### Exercise passage:
---

She was sent by her surgeon who was concerned by the amount of opioids she was taking, and whether he'd be able to control her pain postoperatively. I subsequently placed a two-lead peripheral nerve stimulation system targeting her femoral and sciatic nerves.

This was done within one hour in an outpatient basis. We were able to give her 100 percent pain relief in the days leading up to her surgery. This allowed her to taper down on her opioids which she was taking preoperatively.

She did very well postoperatively with the device in place with nearly no net increase in her opiate requirement, despite having major joint replacement surgery days before.

The beauty of this technology and approach is both as a bridge to surgery and as a way to treat either acute or chronic pain in the perioperative setting. There are no medications required. There are no side effects. We minimize the need for opioids up to 60 days post placement.

Alternatively, it is a good minimally invasive and reversible option for patients who are either not surgical candidates or do not want surgery.

What other options do you recommend for patients who are not good candidates for neuromodulation?

I'm glad you asked. I think that the very important thing is to develop early partnerships with interventional pain physicians in your area. It's very important to allow for optimal comprehensive treatment planning.

We are optimally suited to try non-opioid adjuvant pain medications, such as tricyclic antidepressants or serotonin and norepinephrine reuptake inhibitors, which are indicated for chronic musculoskeletal pain which many of these patients suffer from, as well as neuropathic pain and depression and anxiety, which is comorbid in many chronic pain patients.

We also can coordinate care with our colleagues and pain psychology field to develop chronic pain coping skills and deploy efficacious therapy strategies. By doing so, we also then utilize opioid-sparing interventional techniques.

---

### About this exercise:
Update the stretch of the nerve stimulation passage from "This was done" through "surgery days before." by replacing "outpatient" with "ambulatory", and give that stretch again.

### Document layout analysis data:
---

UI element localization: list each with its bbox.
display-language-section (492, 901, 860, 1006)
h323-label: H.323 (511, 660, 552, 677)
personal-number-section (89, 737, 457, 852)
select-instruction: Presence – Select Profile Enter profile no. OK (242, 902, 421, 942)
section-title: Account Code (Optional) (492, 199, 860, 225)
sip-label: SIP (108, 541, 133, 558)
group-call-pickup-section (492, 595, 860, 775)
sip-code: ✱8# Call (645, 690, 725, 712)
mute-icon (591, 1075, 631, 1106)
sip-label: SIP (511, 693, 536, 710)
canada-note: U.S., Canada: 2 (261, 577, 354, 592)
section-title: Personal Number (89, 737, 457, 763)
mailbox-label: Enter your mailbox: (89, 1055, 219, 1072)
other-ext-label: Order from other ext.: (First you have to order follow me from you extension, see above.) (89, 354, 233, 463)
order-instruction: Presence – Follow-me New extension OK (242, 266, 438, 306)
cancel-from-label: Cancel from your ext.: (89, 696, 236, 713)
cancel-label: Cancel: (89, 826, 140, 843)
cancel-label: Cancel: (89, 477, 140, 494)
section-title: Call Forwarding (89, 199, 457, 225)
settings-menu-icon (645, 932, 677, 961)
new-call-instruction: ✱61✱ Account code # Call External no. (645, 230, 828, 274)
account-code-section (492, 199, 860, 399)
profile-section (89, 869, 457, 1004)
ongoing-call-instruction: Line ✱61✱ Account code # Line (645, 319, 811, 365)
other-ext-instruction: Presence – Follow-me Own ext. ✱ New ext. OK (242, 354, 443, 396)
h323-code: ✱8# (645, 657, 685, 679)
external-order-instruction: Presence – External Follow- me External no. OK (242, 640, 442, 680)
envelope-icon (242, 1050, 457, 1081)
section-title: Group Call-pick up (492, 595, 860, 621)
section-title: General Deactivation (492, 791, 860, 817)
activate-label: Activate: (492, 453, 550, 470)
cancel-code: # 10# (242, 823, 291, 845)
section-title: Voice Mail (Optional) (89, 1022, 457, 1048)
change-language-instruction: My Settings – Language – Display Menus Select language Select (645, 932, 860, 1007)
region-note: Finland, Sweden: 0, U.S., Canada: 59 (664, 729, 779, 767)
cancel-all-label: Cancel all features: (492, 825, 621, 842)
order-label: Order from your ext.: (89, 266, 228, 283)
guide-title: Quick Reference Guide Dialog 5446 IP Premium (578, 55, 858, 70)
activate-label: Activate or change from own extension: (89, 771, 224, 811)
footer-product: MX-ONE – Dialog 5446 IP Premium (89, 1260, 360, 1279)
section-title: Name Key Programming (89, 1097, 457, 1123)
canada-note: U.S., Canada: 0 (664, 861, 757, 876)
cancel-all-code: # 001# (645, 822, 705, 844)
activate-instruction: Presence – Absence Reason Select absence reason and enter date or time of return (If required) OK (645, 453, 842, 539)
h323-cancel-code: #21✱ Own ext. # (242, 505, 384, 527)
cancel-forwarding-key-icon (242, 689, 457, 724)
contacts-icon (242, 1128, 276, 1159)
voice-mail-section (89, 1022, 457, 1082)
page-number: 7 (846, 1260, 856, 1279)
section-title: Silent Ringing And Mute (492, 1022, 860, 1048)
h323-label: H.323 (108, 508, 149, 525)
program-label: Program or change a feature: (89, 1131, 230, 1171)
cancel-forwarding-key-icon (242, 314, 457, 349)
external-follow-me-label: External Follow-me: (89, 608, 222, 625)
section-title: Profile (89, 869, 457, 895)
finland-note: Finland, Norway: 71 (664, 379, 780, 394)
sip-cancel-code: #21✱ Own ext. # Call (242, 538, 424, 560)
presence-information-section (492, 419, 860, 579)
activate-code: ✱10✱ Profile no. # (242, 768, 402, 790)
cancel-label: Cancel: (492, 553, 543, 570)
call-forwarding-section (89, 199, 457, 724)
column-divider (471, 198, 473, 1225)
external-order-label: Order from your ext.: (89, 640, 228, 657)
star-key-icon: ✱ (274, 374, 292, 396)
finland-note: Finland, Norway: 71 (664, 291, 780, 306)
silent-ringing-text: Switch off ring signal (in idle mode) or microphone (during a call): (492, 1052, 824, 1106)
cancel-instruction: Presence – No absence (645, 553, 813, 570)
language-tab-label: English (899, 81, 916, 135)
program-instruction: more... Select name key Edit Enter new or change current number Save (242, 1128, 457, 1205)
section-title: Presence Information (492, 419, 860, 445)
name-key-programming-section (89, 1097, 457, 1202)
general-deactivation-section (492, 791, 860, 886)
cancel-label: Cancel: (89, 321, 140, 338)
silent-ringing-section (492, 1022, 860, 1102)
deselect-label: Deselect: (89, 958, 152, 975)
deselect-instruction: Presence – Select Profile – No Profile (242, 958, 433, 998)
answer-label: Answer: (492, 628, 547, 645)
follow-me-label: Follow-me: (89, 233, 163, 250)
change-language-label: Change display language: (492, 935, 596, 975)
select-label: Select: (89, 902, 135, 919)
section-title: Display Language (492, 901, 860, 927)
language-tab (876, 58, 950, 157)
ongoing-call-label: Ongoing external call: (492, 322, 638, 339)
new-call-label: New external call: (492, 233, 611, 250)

---

### Problem solution:
This was done within one hour in an ambulatory basis. We were able to give her 100 percent pain relief in the days leading up to her surgery. This allowed her to taper down on her opioids which she was taking preoperatively.

She did very well postoperatively with the device in place with nearly no net increase in her opiate requirement, despite having major joint replacement surgery days before.